# Fragmento:
========================================================================
Por eutanasia se entiende una acción u omisión que, por su propia naturaleza, o por sus intenciones, procura la muerte, con el fin de eliminar todo dolor y sufrimiento. El suicidio médicamente asistido es una modalidad de eutanasia voluntaria practicada en el ámbito hospitalario, que atribuye un papel activo sólo al enfermo. El médico debería limitarse a proporcionar la droga letal y las indicaciones para su uso, además de presenciar el tránsito y redactar el correspondiente certificado de defunción. 

Los partidarios de la eutanasia o del suicidio asistido argumentan sobre la base de la lógica de la compasión o de la exigencia de respetar la voluntad del interesado. Según ellos, en algunas circunstancias particulares, la muerte representa un bien para algunas personas, mientras que continuar viviendo constituye un mal. En tales casos, la caridad podría justificar y/o exigir la eutanasia. Este razonamiento se apoya en el drama del dolor.
========================================================================
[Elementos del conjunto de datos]
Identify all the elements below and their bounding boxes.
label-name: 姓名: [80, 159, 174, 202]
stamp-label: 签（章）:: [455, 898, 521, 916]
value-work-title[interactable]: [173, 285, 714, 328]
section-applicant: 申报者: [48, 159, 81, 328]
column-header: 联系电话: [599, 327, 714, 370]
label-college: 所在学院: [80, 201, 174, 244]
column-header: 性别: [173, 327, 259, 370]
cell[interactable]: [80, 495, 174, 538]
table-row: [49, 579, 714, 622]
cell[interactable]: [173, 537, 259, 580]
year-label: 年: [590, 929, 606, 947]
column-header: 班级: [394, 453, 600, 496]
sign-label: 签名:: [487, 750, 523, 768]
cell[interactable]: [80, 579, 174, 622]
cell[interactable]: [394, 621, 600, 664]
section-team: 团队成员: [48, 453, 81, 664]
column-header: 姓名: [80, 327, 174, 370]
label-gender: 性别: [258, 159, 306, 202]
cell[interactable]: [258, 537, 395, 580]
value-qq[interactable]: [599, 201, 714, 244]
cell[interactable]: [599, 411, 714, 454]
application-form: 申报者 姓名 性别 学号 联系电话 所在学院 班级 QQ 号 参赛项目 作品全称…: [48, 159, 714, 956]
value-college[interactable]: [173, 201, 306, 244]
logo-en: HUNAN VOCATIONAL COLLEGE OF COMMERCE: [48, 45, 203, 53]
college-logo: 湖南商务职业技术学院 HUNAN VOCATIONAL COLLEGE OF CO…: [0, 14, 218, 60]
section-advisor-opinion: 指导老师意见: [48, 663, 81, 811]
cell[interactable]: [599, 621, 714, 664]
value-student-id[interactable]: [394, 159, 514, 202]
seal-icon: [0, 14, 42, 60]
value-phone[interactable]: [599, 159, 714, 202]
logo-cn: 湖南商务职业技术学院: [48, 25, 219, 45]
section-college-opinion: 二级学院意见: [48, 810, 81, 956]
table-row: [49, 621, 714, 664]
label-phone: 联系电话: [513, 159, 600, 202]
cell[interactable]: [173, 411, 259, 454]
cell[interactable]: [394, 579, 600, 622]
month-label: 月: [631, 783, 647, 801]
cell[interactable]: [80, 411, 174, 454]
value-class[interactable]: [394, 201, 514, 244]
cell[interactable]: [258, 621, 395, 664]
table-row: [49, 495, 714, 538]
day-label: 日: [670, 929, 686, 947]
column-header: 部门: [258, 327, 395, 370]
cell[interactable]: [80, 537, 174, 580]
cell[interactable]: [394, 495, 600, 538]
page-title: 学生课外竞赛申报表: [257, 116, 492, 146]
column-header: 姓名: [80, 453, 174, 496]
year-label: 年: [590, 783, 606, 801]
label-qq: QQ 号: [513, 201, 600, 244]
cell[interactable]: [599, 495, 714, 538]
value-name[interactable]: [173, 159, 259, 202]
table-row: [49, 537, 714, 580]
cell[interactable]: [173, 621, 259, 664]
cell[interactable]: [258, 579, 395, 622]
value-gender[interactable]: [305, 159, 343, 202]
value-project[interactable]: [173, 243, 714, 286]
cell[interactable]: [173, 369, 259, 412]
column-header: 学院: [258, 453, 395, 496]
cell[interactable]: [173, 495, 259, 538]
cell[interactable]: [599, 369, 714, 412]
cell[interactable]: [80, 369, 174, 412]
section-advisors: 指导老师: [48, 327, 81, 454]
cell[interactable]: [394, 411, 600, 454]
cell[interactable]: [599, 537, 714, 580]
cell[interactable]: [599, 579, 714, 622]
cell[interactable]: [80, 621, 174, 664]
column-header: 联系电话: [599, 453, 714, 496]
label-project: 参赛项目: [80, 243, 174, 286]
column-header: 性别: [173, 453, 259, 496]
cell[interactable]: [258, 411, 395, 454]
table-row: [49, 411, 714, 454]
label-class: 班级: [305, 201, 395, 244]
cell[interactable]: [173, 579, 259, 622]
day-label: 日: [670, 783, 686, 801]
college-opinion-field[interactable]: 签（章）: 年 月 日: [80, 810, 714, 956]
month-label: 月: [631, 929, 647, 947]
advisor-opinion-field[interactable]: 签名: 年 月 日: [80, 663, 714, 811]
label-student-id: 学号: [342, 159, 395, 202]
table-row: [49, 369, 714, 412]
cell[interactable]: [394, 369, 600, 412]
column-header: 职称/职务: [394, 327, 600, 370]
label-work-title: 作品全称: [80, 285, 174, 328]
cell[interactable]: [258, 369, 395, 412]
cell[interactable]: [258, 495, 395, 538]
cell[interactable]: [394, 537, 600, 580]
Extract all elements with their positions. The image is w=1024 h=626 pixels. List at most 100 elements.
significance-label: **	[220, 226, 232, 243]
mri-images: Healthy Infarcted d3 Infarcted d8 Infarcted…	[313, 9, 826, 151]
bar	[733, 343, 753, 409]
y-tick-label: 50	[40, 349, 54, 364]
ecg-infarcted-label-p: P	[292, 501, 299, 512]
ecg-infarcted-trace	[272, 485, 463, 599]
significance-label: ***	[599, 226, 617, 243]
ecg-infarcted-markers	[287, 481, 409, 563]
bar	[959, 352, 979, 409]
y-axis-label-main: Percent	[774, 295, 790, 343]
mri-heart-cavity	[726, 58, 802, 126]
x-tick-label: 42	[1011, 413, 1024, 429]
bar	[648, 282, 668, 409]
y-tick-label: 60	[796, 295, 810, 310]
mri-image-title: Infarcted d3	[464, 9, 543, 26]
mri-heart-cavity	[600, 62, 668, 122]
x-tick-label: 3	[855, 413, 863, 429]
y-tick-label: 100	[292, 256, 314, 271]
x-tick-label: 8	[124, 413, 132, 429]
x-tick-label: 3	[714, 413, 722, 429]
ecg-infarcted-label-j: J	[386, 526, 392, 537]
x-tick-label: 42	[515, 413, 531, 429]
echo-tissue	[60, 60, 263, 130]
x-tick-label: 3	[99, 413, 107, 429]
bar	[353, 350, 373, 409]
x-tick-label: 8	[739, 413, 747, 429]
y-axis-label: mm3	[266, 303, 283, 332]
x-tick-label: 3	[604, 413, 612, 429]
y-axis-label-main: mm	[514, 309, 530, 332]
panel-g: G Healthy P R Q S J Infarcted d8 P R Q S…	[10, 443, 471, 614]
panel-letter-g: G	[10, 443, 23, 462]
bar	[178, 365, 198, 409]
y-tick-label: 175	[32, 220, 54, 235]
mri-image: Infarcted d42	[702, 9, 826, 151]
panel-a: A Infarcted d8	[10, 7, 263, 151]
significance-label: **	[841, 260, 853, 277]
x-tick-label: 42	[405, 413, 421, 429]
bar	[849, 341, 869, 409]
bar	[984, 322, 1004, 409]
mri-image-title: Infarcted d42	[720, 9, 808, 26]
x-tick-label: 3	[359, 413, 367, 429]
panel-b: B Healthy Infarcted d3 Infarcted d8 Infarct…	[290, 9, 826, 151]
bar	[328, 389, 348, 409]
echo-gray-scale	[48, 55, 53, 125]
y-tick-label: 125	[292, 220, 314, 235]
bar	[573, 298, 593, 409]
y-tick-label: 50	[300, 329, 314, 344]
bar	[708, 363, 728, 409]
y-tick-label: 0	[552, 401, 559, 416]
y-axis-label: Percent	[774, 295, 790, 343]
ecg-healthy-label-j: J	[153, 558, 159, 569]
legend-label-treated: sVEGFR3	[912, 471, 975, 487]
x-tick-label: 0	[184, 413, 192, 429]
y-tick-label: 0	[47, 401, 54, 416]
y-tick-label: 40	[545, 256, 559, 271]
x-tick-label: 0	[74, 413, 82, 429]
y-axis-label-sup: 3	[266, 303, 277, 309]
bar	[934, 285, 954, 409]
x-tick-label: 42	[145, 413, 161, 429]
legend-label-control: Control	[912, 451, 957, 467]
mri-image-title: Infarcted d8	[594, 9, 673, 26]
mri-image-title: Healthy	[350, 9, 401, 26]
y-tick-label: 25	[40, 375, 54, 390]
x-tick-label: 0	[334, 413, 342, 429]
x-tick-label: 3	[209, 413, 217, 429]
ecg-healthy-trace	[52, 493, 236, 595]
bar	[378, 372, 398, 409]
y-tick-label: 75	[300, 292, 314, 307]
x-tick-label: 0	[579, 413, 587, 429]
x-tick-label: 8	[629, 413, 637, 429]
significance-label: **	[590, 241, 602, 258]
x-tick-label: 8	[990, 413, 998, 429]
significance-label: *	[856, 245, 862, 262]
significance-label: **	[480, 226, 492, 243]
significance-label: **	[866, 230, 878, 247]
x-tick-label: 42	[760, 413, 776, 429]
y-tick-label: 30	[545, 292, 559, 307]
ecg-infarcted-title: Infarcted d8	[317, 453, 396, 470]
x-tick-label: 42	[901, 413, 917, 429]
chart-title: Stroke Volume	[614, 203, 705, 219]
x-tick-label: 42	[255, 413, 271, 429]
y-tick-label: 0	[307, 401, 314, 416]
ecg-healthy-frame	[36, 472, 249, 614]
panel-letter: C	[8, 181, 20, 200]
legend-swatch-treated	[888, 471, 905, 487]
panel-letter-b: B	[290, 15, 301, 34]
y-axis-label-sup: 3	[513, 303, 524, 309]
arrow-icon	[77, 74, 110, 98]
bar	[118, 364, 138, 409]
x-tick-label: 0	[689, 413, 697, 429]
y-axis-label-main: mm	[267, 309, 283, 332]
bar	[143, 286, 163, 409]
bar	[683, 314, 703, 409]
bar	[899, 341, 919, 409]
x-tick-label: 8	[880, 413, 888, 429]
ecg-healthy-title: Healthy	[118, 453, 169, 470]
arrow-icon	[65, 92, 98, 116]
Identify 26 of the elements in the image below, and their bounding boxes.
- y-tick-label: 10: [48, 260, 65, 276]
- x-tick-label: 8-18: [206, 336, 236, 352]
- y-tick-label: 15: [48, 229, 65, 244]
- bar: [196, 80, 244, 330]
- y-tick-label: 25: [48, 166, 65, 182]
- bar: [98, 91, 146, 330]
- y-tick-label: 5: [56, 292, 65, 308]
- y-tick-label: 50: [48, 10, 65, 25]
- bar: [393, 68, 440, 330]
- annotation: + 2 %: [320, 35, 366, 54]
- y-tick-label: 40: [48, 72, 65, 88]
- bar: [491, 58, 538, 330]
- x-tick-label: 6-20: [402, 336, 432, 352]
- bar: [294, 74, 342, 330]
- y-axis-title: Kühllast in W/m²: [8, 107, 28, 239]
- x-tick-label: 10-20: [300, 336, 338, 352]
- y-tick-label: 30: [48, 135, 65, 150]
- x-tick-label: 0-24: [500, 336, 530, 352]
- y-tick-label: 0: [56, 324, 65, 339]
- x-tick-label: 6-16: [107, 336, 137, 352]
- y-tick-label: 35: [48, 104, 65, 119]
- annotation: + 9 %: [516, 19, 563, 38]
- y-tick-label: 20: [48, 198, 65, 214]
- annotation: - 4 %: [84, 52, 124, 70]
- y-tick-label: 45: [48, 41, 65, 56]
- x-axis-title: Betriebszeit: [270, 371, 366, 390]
========================================================================
# Tareas del ejercicio:
**a.** Reproduce el fragmento sobre la eutanasia comenzando por "Por eutanasia se" y siguiendo hasta "certificado de defunción.", ambos incluidos.
**b.** Según el fragmento sobre la eutanasia, ¿a quién atribuye un papel activo el suicidio médicamente asistido?
**c.** Resume en forma de lista el párrafo del fragmento sobre la eutanasia que empieza con "Los partidarios de la eutanasia", sin perder sus ideas principales.
No hace falta consultar el listado.

# Lista de soluciones:
**a.**
Por eutanasia se entiende una acción u omisión que, por su propia naturaleza, o por sus intenciones, procura la muerte, con el fin de eliminar todo dolor y sufrimiento. El suicidio médicamente asistido es una modalidad de eutanasia voluntaria practicada en el ámbito hospitalario, que atribuye un papel activo sólo al enfermo. El médico debería limitarse a proporcionar la droga letal y las indicaciones para su uso, además de presenciar el tránsito y redactar el correspondiente certificado de defunción.

**b.** Solo al enfermo.

**c.**
- Los partidarios de la eutanasia o del suicidio asistido se basan en la compasión o en respetar la voluntad del interesado.
- Sostienen que, en ciertas circunstancias, morir es un bien para algunas personas y seguir viviendo, un mal.
- En esos casos, la caridad podría justificar o exigir la eutanasia.
- El argumento se apoya en el drama del dolor.